● WORK TO COMPLETE:
Restate all of the entries exactly, dropping any pictures they hold.

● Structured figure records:
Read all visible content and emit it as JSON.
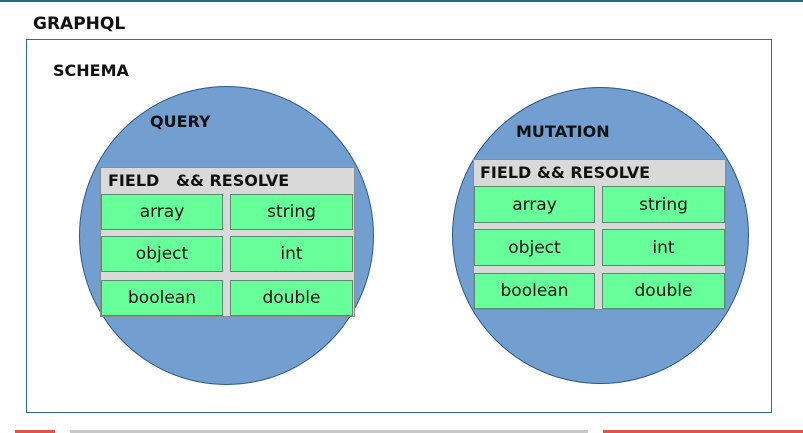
{
  "title": "GRAPHQL",
  "schema": {
    "label": "SCHEMA",
    "query": {
      "title": "QUERY",
      "header": "FIELD   && RESOLVE",
      "cells": [
        "array",
        "string",
        "object",
        "int",
        "boolean",
        "double"
      ]
    },
    "mutation": {
      "title": "MUTATION",
      "header": "FIELD && RESOLVE",
      "cells": [
        "array",
        "string",
        "object",
        "int",
        "boolean",
        "double"
      ]
    }
  },
  "colors": {
    "circle_fill": "#729fcf",
    "cell_fill": "#66ff99",
    "header_fill": "#d9d9d9",
    "border": "#2e6e8e"
  }
}
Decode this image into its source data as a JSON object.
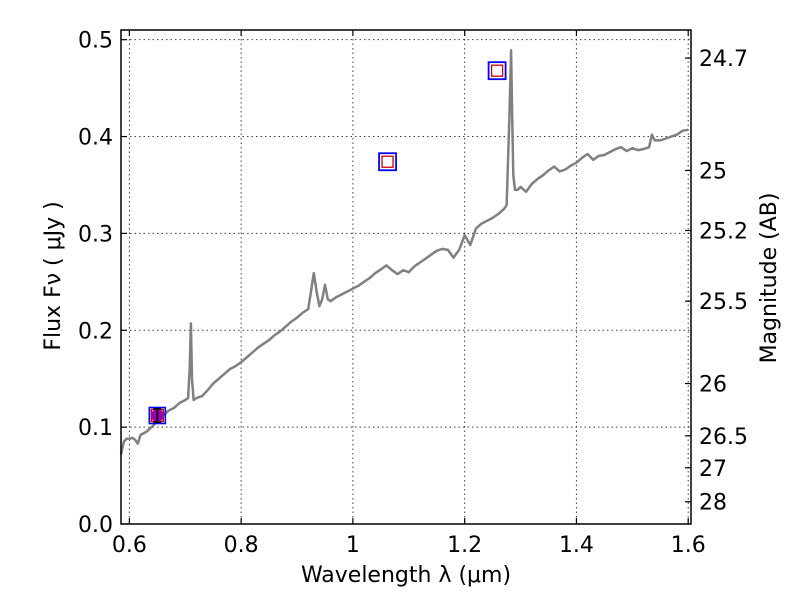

● REPLY TO THE TASK:
Read all visible content and emit it as JSON.
{
  "title": "GRAPHQL",
  "schema": {
    "label": "SCHEMA",
    "query": {
      "title": "QUERY",
      "header": "FIELD   && RESOLVE",
      "cells": [
        "array",
        "string",
        "object",
        "int",
        "boolean",
        "double"
      ]
    },
    "mutation": {
      "title": "MUTATION",
      "header": "FIELD && RESOLVE",
      "cells": [
        "array",
        "string",
        "object",
        "int",
        "boolean",
        "double"
      ]
    }
  },
  "colors": {
    "circle_fill": "#729fcf",
    "cell_fill": "#66ff99",
    "header_fill": "#d9d9d9",
    "border": "#2e6e8e"
  }
}
Decode this image into its source data as a JSON object.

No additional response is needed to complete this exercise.